» Work required: Copy the entries below exactly. Images do not belong in the copy.

» Provided information:
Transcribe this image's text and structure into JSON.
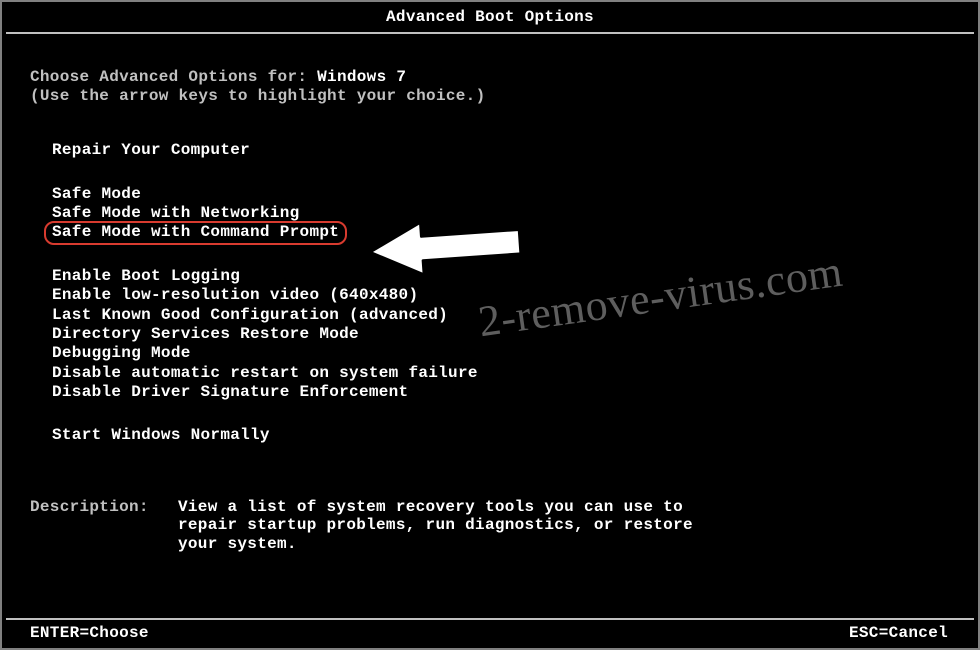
{
  "title": "Advanced Boot Options",
  "prompt": "Choose Advanced Options for: ",
  "os": "Windows 7",
  "hint": "(Use the arrow keys to highlight your choice.)",
  "groups": {
    "g0": [
      "Repair Your Computer"
    ],
    "g1": [
      "Safe Mode",
      "Safe Mode with Networking",
      "Safe Mode with Command Prompt"
    ],
    "g2": [
      "Enable Boot Logging",
      "Enable low-resolution video (640x480)",
      "Last Known Good Configuration (advanced)",
      "Directory Services Restore Mode",
      "Debugging Mode",
      "Disable automatic restart on system failure",
      "Disable Driver Signature Enforcement"
    ],
    "g3": [
      "Start Windows Normally"
    ]
  },
  "highlighted_index": {
    "group": "g1",
    "i": 2
  },
  "description": {
    "label": "Description:",
    "text": "View a list of system recovery tools you can use to repair startup problems, run diagnostics, or restore your system."
  },
  "footer": {
    "left": "ENTER=Choose",
    "right": "ESC=Cancel"
  },
  "watermark": "2-remove-virus.com",
  "annotation_color": "#d83b2f"
}
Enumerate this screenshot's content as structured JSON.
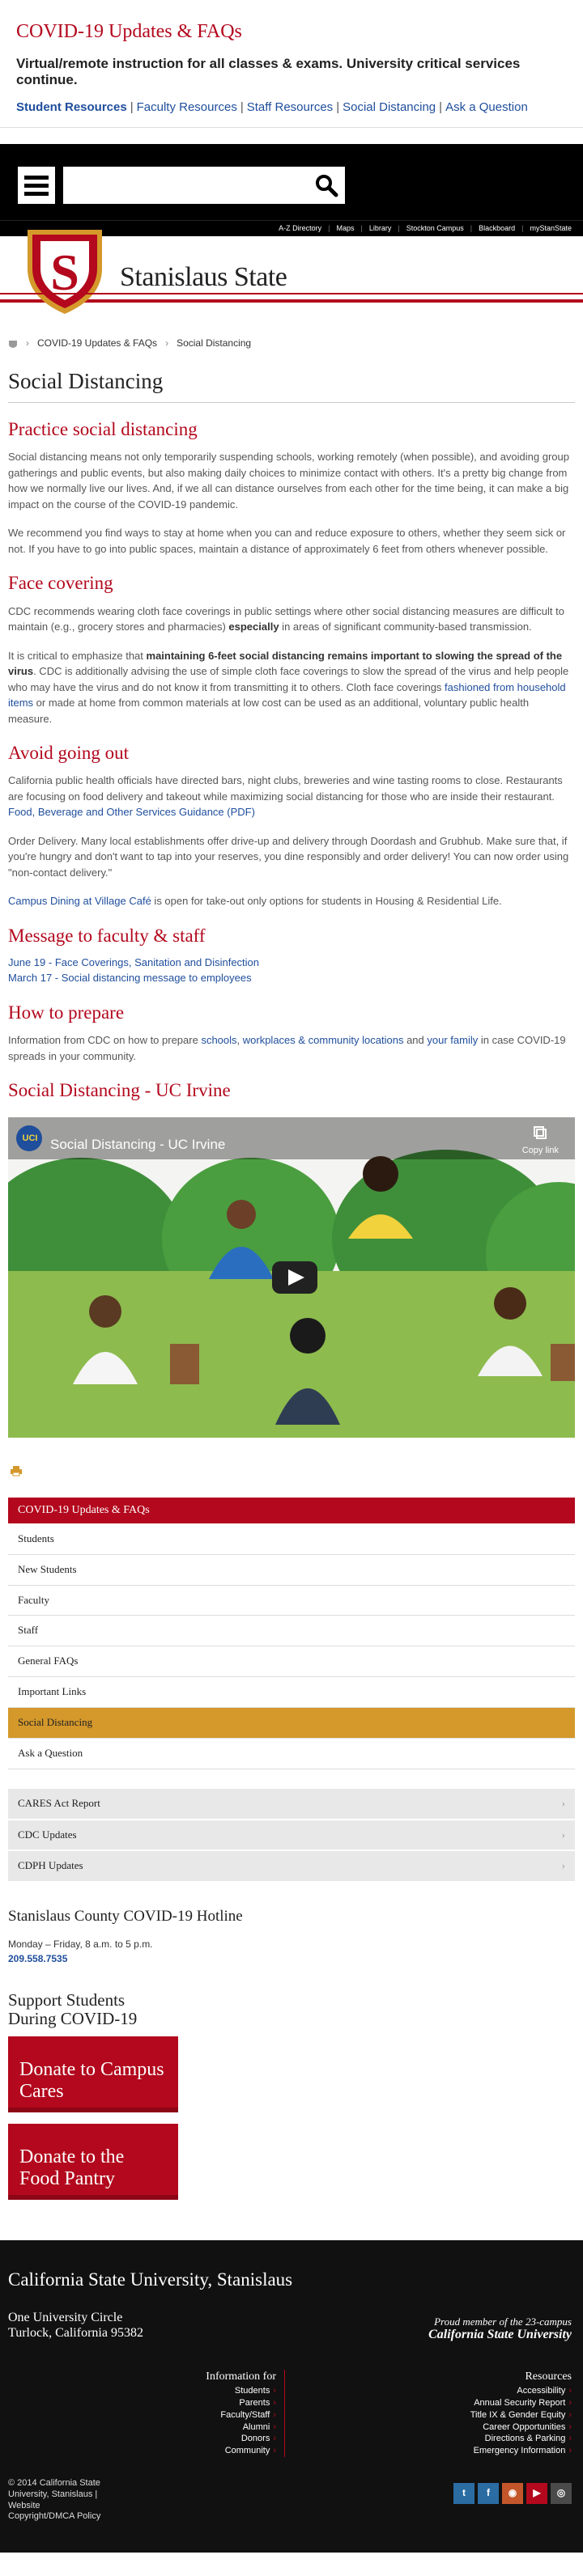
{
  "alert": {
    "title": "COVID-19 Updates & FAQs",
    "message": "Virtual/remote instruction for all classes & exams. University critical services continue.",
    "links": [
      "Student Resources",
      "Faculty Resources",
      "Staff Resources",
      "Social Distancing",
      "Ask a Question"
    ]
  },
  "utility_links": [
    "A-Z Directory",
    "Maps",
    "Library",
    "Stockton Campus",
    "Blackboard",
    "myStanState"
  ],
  "site": {
    "name": "Stanislaus State"
  },
  "breadcrumb": {
    "parent": "COVID-19 Updates & FAQs",
    "current": "Social Distancing"
  },
  "page_title": "Social Distancing",
  "sections": {
    "practice": {
      "heading": "Practice social distancing",
      "p1": "Social distancing means not only temporarily suspending schools, working remotely (when possible), and avoiding group gatherings and public events, but also making daily choices to minimize contact with others. It's a pretty big change from how we normally live our lives. And, if we all can distance ourselves from each other for the time being, it can make a big impact on the course of the COVID-19 pandemic.",
      "p2": "We recommend you find ways to stay at home when you can and reduce exposure to others, whether they seem sick or not. If you have to go into public spaces, maintain a distance of approximately 6 feet from others whenever possible."
    },
    "face": {
      "heading": "Face covering",
      "p1_a": "CDC recommends wearing cloth face coverings in public settings where other social distancing measures are difficult to maintain (e.g., grocery stores and pharmacies) ",
      "p1_b": "especially",
      "p1_c": " in areas of significant community-based transmission.",
      "p2_a": "It is critical to emphasize that ",
      "p2_b": "maintaining 6-feet social distancing remains important to slowing the spread of the virus",
      "p2_c": ". CDC is additionally advising the use of simple cloth face coverings to slow the spread of the virus and help people who may have the virus and do not know it from transmitting it to others. Cloth face coverings ",
      "p2_link": "fashioned from household items",
      "p2_d": " or made at home from common materials at low cost can be used as an additional, voluntary public health measure."
    },
    "avoid": {
      "heading": "Avoid going out",
      "p1_a": "California public health officials have directed bars, night clubs, breweries and wine tasting rooms to close. Restaurants are focusing on food delivery and takeout while maximizing social distancing for those who are inside their restaurant. ",
      "p1_link": "Food, Beverage and Other Services Guidance (PDF)",
      "p2": "Order Delivery. Many local establishments offer drive-up and delivery through Doordash and Grubhub. Make sure that, if you're hungry and don't want to tap into your reserves, you dine responsibly and order delivery! You can now order using \"non-contact delivery.\"",
      "p3_link": "Campus Dining at Village Café",
      "p3_b": " is open for take-out only options for students in Housing & Residential Life."
    },
    "message": {
      "heading": "Message to faculty & staff",
      "link1": "June 19 - Face Coverings, Sanitation and Disinfection",
      "link2": "March 17 - Social distancing message to employees"
    },
    "prepare": {
      "heading": "How to prepare",
      "p_a": "Information from CDC on how to prepare ",
      "l1": "schools",
      "sep1": ", ",
      "l2": "workplaces & community locations",
      "mid": " and ",
      "l3": "your family",
      "p_b": " in case COVID-19 spreads in your community."
    },
    "video": {
      "heading": "Social Distancing - UC Irvine",
      "title": "Social Distancing - UC Irvine",
      "copy": "Copy link",
      "channel": "UCI"
    }
  },
  "sidebar": {
    "header": "COVID-19 Updates & FAQs",
    "items": [
      "Students",
      "New Students",
      "Faculty",
      "Staff",
      "General FAQs",
      "Important Links",
      "Social Distancing",
      "Ask a Question"
    ],
    "external": [
      "CARES Act Report",
      "CDC Updates",
      "CDPH Updates"
    ]
  },
  "hotline": {
    "heading": "Stanislaus County COVID-19 Hotline",
    "hours": "Monday – Friday, 8 a.m. to 5 p.m.",
    "phone": "209.558.7535"
  },
  "support": {
    "heading": "Support Students During COVID-19",
    "btn1": "Donate to Campus Cares",
    "btn2": "Donate to the Food Pantry"
  },
  "footer": {
    "name": "California State University, Stanislaus",
    "addr1": "One University Circle",
    "addr2": "Turlock, California 95382",
    "proud1": "Proud member of the 23-campus",
    "proud2": "California State University",
    "info_heading": "Information for",
    "info_links": [
      "Students",
      "Parents",
      "Faculty/Staff",
      "Alumni",
      "Donors",
      "Community"
    ],
    "res_heading": "Resources",
    "res_links": [
      "Accessibility",
      "Annual Security Report",
      "Title IX & Gender Equity",
      "Career Opportunities",
      "Directions & Parking",
      "Emergency Information"
    ],
    "copyright1": "© 2014 California State University, Stanislaus |",
    "copyright2": "Website",
    "copyright3": "Copyright/DMCA Policy"
  },
  "colors": {
    "brand_red": "#b3081d",
    "active_gold": "#d4982b",
    "link_blue": "#1f4e9c"
  }
}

» Result of this exercise:
Transcribe this image's text and structure into JSON.
{
  "title": "Advanced Boot Options",
  "prompt": "Choose Advanced Options for: ",
  "os": "Windows 7",
  "hint": "(Use the arrow keys to highlight your choice.)",
  "groups": {
    "g0": [
      "Repair Your Computer"
    ],
    "g1": [
      "Safe Mode",
      "Safe Mode with Networking",
      "Safe Mode with Command Prompt"
    ],
    "g2": [
      "Enable Boot Logging",
      "Enable low-resolution video (640x480)",
      "Last Known Good Configuration (advanced)",
      "Directory Services Restore Mode",
      "Debugging Mode",
      "Disable automatic restart on system failure",
      "Disable Driver Signature Enforcement"
    ],
    "g3": [
      "Start Windows Normally"
    ]
  },
  "highlighted_index": {
    "group": "g1",
    "i": 2
  },
  "description": {
    "label": "Description:",
    "text": "View a list of system recovery tools you can use to repair startup problems, run diagnostics, or restore your system."
  },
  "footer": {
    "left": "ENTER=Choose",
    "right": "ESC=Cancel"
  },
  "watermark": "2-remove-virus.com",
  "annotation_color": "#d83b2f"
}
Enumerate this screenshot's content as structured JSON.
{
  "alert": {
    "title": "COVID-19 Updates & FAQs",
    "message": "Virtual/remote instruction for all classes & exams. University critical services continue.",
    "links": [
      "Student Resources",
      "Faculty Resources",
      "Staff Resources",
      "Social Distancing",
      "Ask a Question"
    ]
  },
  "utility_links": [
    "A-Z Directory",
    "Maps",
    "Library",
    "Stockton Campus",
    "Blackboard",
    "myStanState"
  ],
  "site": {
    "name": "Stanislaus State"
  },
  "breadcrumb": {
    "parent": "COVID-19 Updates & FAQs",
    "current": "Social Distancing"
  },
  "page_title": "Social Distancing",
  "sections": {
    "practice": {
      "heading": "Practice social distancing",
      "p1": "Social distancing means not only temporarily suspending schools, working remotely (when possible), and avoiding group gatherings and public events, but also making daily choices to minimize contact with others. It's a pretty big change from how we normally live our lives. And, if we all can distance ourselves from each other for the time being, it can make a big impact on the course of the COVID-19 pandemic.",
      "p2": "We recommend you find ways to stay at home when you can and reduce exposure to others, whether they seem sick or not. If you have to go into public spaces, maintain a distance of approximately 6 feet from others whenever possible."
    },
    "face": {
      "heading": "Face covering",
      "p1_a": "CDC recommends wearing cloth face coverings in public settings where other social distancing measures are difficult to maintain (e.g., grocery stores and pharmacies) ",
      "p1_b": "especially",
      "p1_c": " in areas of significant community-based transmission.",
      "p2_a": "It is critical to emphasize that ",
      "p2_b": "maintaining 6-feet social distancing remains important to slowing the spread of the virus",
      "p2_c": ". CDC is additionally advising the use of simple cloth face coverings to slow the spread of the virus and help people who may have the virus and do not know it from transmitting it to others. Cloth face coverings ",
      "p2_link": "fashioned from household items",
      "p2_d": " or made at home from common materials at low cost can be used as an additional, voluntary public health measure."
    },
    "avoid": {
      "heading": "Avoid going out",
      "p1_a": "California public health officials have directed bars, night clubs, breweries and wine tasting rooms to close. Restaurants are focusing on food delivery and takeout while maximizing social distancing for those who are inside their restaurant. ",
      "p1_link": "Food, Beverage and Other Services Guidance (PDF)",
      "p2": "Order Delivery. Many local establishments offer drive-up and delivery through Doordash and Grubhub. Make sure that, if you're hungry and don't want to tap into your reserves, you dine responsibly and order delivery! You can now order using \"non-contact delivery.\"",
      "p3_link": "Campus Dining at Village Café",
      "p3_b": " is open for take-out only options for students in Housing & Residential Life."
    },
    "message": {
      "heading": "Message to faculty & staff",
      "link1": "June 19 - Face Coverings, Sanitation and Disinfection",
      "link2": "March 17 - Social distancing message to employees"
    },
    "prepare": {
      "heading": "How to prepare",
      "p_a": "Information from CDC on how to prepare ",
      "l1": "schools",
      "sep1": ", ",
      "l2": "workplaces & community locations",
      "mid": " and ",
      "l3": "your family",
      "p_b": " in case COVID-19 spreads in your community."
    },
    "video": {
      "heading": "Social Distancing - UC Irvine",
      "title": "Social Distancing - UC Irvine",
      "copy": "Copy link",
      "channel": "UCI"
    }
  },
  "sidebar": {
    "header": "COVID-19 Updates & FAQs",
    "items": [
      "Students",
      "New Students",
      "Faculty",
      "Staff",
      "General FAQs",
      "Important Links",
      "Social Distancing",
      "Ask a Question"
    ],
    "external": [
      "CARES Act Report",
      "CDC Updates",
      "CDPH Updates"
    ]
  },
  "hotline": {
    "heading": "Stanislaus County COVID-19 Hotline",
    "hours": "Monday – Friday, 8 a.m. to 5 p.m.",
    "phone": "209.558.7535"
  },
  "support": {
    "heading": "Support Students During COVID-19",
    "btn1": "Donate to Campus Cares",
    "btn2": "Donate to the Food Pantry"
  },
  "footer": {
    "name": "California State University, Stanislaus",
    "addr1": "One University Circle",
    "addr2": "Turlock, California 95382",
    "proud1": "Proud member of the 23-campus",
    "proud2": "California State University",
    "info_heading": "Information for",
    "info_links": [
      "Students",
      "Parents",
      "Faculty/Staff",
      "Alumni",
      "Donors",
      "Community"
    ],
    "res_heading": "Resources",
    "res_links": [
      "Accessibility",
      "Annual Security Report",
      "Title IX & Gender Equity",
      "Career Opportunities",
      "Directions & Parking",
      "Emergency Information"
    ],
    "copyright1": "© 2014 California State University, Stanislaus |",
    "copyright2": "Website",
    "copyright3": "Copyright/DMCA Policy"
  },
  "colors": {
    "brand_red": "#b3081d",
    "active_gold": "#d4982b",
    "link_blue": "#1f4e9c"
  }
}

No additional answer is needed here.